Source data

★ ★ ★ ★ ★ ★ ★

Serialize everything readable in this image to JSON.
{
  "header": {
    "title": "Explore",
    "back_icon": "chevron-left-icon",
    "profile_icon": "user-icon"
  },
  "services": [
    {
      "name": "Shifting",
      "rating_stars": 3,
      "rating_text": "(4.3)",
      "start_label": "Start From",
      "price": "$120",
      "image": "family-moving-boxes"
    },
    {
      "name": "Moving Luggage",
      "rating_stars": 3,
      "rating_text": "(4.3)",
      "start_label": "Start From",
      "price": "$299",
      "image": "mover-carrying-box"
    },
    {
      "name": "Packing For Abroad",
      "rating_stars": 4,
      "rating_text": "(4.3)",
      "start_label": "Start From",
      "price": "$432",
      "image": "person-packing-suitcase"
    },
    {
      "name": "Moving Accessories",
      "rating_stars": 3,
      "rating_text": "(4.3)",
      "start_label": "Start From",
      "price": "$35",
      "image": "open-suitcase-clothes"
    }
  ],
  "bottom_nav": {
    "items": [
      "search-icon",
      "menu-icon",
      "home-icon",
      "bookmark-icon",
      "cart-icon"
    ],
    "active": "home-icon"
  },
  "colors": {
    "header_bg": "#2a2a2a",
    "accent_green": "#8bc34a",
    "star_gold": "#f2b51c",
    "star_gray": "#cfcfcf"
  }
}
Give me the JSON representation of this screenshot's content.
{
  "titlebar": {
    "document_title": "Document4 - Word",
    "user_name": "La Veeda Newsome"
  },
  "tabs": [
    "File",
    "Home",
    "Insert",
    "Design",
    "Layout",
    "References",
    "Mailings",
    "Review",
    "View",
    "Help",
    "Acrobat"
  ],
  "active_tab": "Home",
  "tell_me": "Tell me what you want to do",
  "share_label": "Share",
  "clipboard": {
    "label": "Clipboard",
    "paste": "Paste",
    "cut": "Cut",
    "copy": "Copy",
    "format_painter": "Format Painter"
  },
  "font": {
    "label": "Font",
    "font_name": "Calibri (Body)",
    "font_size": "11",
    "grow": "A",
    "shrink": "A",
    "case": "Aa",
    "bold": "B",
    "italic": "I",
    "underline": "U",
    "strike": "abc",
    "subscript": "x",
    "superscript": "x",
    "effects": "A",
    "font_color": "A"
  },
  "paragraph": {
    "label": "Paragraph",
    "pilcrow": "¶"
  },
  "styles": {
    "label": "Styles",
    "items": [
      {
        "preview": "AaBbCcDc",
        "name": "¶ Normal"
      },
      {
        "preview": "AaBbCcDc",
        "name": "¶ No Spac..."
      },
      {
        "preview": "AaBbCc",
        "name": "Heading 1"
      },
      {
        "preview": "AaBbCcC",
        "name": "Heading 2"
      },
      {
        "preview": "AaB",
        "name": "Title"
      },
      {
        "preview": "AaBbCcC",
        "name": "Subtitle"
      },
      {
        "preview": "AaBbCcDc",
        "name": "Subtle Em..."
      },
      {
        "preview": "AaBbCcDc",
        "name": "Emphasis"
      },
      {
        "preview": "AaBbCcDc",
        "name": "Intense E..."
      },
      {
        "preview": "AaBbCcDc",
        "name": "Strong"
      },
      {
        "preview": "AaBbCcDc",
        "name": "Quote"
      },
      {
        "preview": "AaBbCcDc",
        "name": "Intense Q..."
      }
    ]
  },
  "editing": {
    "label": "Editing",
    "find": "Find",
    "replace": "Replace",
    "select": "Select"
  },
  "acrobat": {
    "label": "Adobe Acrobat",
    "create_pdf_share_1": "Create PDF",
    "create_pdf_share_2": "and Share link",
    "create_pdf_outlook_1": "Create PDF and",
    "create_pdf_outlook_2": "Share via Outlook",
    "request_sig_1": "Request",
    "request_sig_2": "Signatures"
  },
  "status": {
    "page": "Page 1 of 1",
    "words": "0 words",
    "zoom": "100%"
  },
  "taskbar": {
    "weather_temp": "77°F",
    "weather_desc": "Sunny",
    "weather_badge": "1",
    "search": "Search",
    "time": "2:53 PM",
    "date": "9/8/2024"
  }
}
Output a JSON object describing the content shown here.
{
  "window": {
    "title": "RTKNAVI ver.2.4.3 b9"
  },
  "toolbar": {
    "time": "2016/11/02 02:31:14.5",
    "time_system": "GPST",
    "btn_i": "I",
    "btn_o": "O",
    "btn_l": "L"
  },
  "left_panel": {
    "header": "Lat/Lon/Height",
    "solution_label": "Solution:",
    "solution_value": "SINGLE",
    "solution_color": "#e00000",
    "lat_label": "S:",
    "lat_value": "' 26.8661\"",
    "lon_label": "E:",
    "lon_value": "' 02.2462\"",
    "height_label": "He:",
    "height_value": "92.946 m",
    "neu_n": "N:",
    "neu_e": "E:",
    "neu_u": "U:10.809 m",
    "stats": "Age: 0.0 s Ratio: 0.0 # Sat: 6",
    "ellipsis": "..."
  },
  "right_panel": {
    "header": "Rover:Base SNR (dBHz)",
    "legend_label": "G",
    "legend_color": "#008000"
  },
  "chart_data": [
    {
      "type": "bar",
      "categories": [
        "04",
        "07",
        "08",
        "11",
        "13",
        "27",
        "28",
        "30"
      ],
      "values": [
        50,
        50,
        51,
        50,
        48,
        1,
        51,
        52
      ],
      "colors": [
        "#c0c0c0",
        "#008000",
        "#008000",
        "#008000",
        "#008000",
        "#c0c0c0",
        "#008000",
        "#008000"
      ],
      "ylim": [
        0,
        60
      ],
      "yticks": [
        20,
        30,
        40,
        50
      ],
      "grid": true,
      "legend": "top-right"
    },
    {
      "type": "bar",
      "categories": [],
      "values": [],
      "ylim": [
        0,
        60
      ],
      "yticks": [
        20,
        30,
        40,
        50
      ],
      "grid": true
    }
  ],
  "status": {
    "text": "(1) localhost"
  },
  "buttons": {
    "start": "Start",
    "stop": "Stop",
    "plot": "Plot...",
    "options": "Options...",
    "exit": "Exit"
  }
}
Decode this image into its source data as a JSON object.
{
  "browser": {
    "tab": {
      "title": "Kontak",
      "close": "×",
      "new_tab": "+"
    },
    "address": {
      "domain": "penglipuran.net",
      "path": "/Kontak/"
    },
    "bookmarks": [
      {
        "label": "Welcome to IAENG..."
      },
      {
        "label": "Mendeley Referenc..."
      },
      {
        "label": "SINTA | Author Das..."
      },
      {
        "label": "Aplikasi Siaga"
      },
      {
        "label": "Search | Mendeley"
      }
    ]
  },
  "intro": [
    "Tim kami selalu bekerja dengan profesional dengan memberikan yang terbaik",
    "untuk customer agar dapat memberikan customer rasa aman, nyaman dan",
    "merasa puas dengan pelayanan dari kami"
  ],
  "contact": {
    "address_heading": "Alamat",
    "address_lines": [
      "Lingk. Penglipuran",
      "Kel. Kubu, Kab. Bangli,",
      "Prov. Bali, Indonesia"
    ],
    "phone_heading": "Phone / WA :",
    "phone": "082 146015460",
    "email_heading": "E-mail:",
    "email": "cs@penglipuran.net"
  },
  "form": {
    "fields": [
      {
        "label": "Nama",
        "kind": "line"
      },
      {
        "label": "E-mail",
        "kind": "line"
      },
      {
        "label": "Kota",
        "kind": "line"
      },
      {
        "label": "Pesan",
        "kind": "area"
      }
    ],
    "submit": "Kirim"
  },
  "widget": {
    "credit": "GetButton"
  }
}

★ ★ ★ ★ ★ ★ ★

[Your goal] From the records above, please extract every line and repeat it exactly.

[Output for this task]
Serialize everything readable in this image to JSON.
{
  "header": {
    "title": "Explore",
    "back_icon": "chevron-left-icon",
    "profile_icon": "user-icon"
  },
  "services": [
    {
      "name": "Shifting",
      "rating_stars": 3,
      "rating_text": "(4.3)",
      "start_label": "Start From",
      "price": "$120",
      "image": "family-moving-boxes"
    },
    {
      "name": "Moving Luggage",
      "rating_stars": 3,
      "rating_text": "(4.3)",
      "start_label": "Start From",
      "price": "$299",
      "image": "mover-carrying-box"
    },
    {
      "name": "Packing For Abroad",
      "rating_stars": 4,
      "rating_text": "(4.3)",
      "start_label": "Start From",
      "price": "$432",
      "image": "person-packing-suitcase"
    },
    {
      "name": "Moving Accessories",
      "rating_stars": 3,
      "rating_text": "(4.3)",
      "start_label": "Start From",
      "price": "$35",
      "image": "open-suitcase-clothes"
    }
  ],
  "bottom_nav": {
    "items": [
      "search-icon",
      "menu-icon",
      "home-icon",
      "bookmark-icon",
      "cart-icon"
    ],
    "active": "home-icon"
  },
  "colors": {
    "header_bg": "#2a2a2a",
    "accent_green": "#8bc34a",
    "star_gold": "#f2b51c",
    "star_gray": "#cfcfcf"
  }
}
Give me the JSON representation of this screenshot's content.
{
  "titlebar": {
    "document_title": "Document4 - Word",
    "user_name": "La Veeda Newsome"
  },
  "tabs": [
    "File",
    "Home",
    "Insert",
    "Design",
    "Layout",
    "References",
    "Mailings",
    "Review",
    "View",
    "Help",
    "Acrobat"
  ],
  "active_tab": "Home",
  "tell_me": "Tell me what you want to do",
  "share_label": "Share",
  "clipboard": {
    "label": "Clipboard",
    "paste": "Paste",
    "cut": "Cut",
    "copy": "Copy",
    "format_painter": "Format Painter"
  },
  "font": {
    "label": "Font",
    "font_name": "Calibri (Body)",
    "font_size": "11",
    "grow": "A",
    "shrink": "A",
    "case": "Aa",
    "bold": "B",
    "italic": "I",
    "underline": "U",
    "strike": "abc",
    "subscript": "x",
    "superscript": "x",
    "effects": "A",
    "font_color": "A"
  },
  "paragraph": {
    "label": "Paragraph",
    "pilcrow": "¶"
  },
  "styles": {
    "label": "Styles",
    "items": [
      {
        "preview": "AaBbCcDc",
        "name": "¶ Normal"
      },
      {
        "preview": "AaBbCcDc",
        "name": "¶ No Spac..."
      },
      {
        "preview": "AaBbCc",
        "name": "Heading 1"
      },
      {
        "preview": "AaBbCcC",
        "name": "Heading 2"
      },
      {
        "preview": "AaB",
        "name": "Title"
      },
      {
        "preview": "AaBbCcC",
        "name": "Subtitle"
      },
      {
        "preview": "AaBbCcDc",
        "name": "Subtle Em..."
      },
      {
        "preview": "AaBbCcDc",
        "name": "Emphasis"
      },
      {
        "preview": "AaBbCcDc",
        "name": "Intense E..."
      },
      {
        "preview": "AaBbCcDc",
        "name": "Strong"
      },
      {
        "preview": "AaBbCcDc",
        "name": "Quote"
      },
      {
        "preview": "AaBbCcDc",
        "name": "Intense Q..."
      }
    ]
  },
  "editing": {
    "label": "Editing",
    "find": "Find",
    "replace": "Replace",
    "select": "Select"
  },
  "acrobat": {
    "label": "Adobe Acrobat",
    "create_pdf_share_1": "Create PDF",
    "create_pdf_share_2": "and Share link",
    "create_pdf_outlook_1": "Create PDF and",
    "create_pdf_outlook_2": "Share via Outlook",
    "request_sig_1": "Request",
    "request_sig_2": "Signatures"
  },
  "status": {
    "page": "Page 1 of 1",
    "words": "0 words",
    "zoom": "100%"
  },
  "taskbar": {
    "weather_temp": "77°F",
    "weather_desc": "Sunny",
    "weather_badge": "1",
    "search": "Search",
    "time": "2:53 PM",
    "date": "9/8/2024"
  }
}
Output a JSON object describing the content shown here.
{
  "window": {
    "title": "RTKNAVI ver.2.4.3 b9"
  },
  "toolbar": {
    "time": "2016/11/02 02:31:14.5",
    "time_system": "GPST",
    "btn_i": "I",
    "btn_o": "O",
    "btn_l": "L"
  },
  "left_panel": {
    "header": "Lat/Lon/Height",
    "solution_label": "Solution:",
    "solution_value": "SINGLE",
    "solution_color": "#e00000",
    "lat_label": "S:",
    "lat_value": "' 26.8661\"",
    "lon_label": "E:",
    "lon_value": "' 02.2462\"",
    "height_label": "He:",
    "height_value": "92.946 m",
    "neu_n": "N:",
    "neu_e": "E:",
    "neu_u": "U:10.809 m",
    "stats": "Age: 0.0 s Ratio: 0.0 # Sat: 6",
    "ellipsis": "..."
  },
  "right_panel": {
    "header": "Rover:Base SNR (dBHz)",
    "legend_label": "G",
    "legend_color": "#008000"
  },
  "chart_data": [
    {
      "type": "bar",
      "categories": [
        "04",
        "07",
        "08",
        "11",
        "13",
        "27",
        "28",
        "30"
      ],
      "values": [
        50,
        50,
        51,
        50,
        48,
        1,
        51,
        52
      ],
      "colors": [
        "#c0c0c0",
        "#008000",
        "#008000",
        "#008000",
        "#008000",
        "#c0c0c0",
        "#008000",
        "#008000"
      ],
      "ylim": [
        0,
        60
      ],
      "yticks": [
        20,
        30,
        40,
        50
      ],
      "grid": true,
      "legend": "top-right"
    },
    {
      "type": "bar",
      "categories": [],
      "values": [],
      "ylim": [
        0,
        60
      ],
      "yticks": [
        20,
        30,
        40,
        50
      ],
      "grid": true
    }
  ],
  "status": {
    "text": "(1) localhost"
  },
  "buttons": {
    "start": "Start",
    "stop": "Stop",
    "plot": "Plot...",
    "options": "Options...",
    "exit": "Exit"
  }
}
Decode this image into its source data as a JSON object.
{
  "browser": {
    "tab": {
      "title": "Kontak",
      "close": "×",
      "new_tab": "+"
    },
    "address": {
      "domain": "penglipuran.net",
      "path": "/Kontak/"
    },
    "bookmarks": [
      {
        "label": "Welcome to IAENG..."
      },
      {
        "label": "Mendeley Referenc..."
      },
      {
        "label": "SINTA | Author Das..."
      },
      {
        "label": "Aplikasi Siaga"
      },
      {
        "label": "Search | Mendeley"
      }
    ]
  },
  "intro": [
    "Tim kami selalu bekerja dengan profesional dengan memberikan yang terbaik",
    "untuk customer agar dapat memberikan customer rasa aman, nyaman dan",
    "merasa puas dengan pelayanan dari kami"
  ],
  "contact": {
    "address_heading": "Alamat",
    "address_lines": [
      "Lingk. Penglipuran",
      "Kel. Kubu, Kab. Bangli,",
      "Prov. Bali, Indonesia"
    ],
    "phone_heading": "Phone / WA :",
    "phone": "082 146015460",
    "email_heading": "E-mail:",
    "email": "cs@penglipuran.net"
  },
  "form": {
    "fields": [
      {
        "label": "Nama",
        "kind": "line"
      },
      {
        "label": "E-mail",
        "kind": "line"
      },
      {
        "label": "Kota",
        "kind": "line"
      },
      {
        "label": "Pesan",
        "kind": "area"
      }
    ],
    "submit": "Kirim"
  },
  "widget": {
    "credit": "GetButton"
  }
}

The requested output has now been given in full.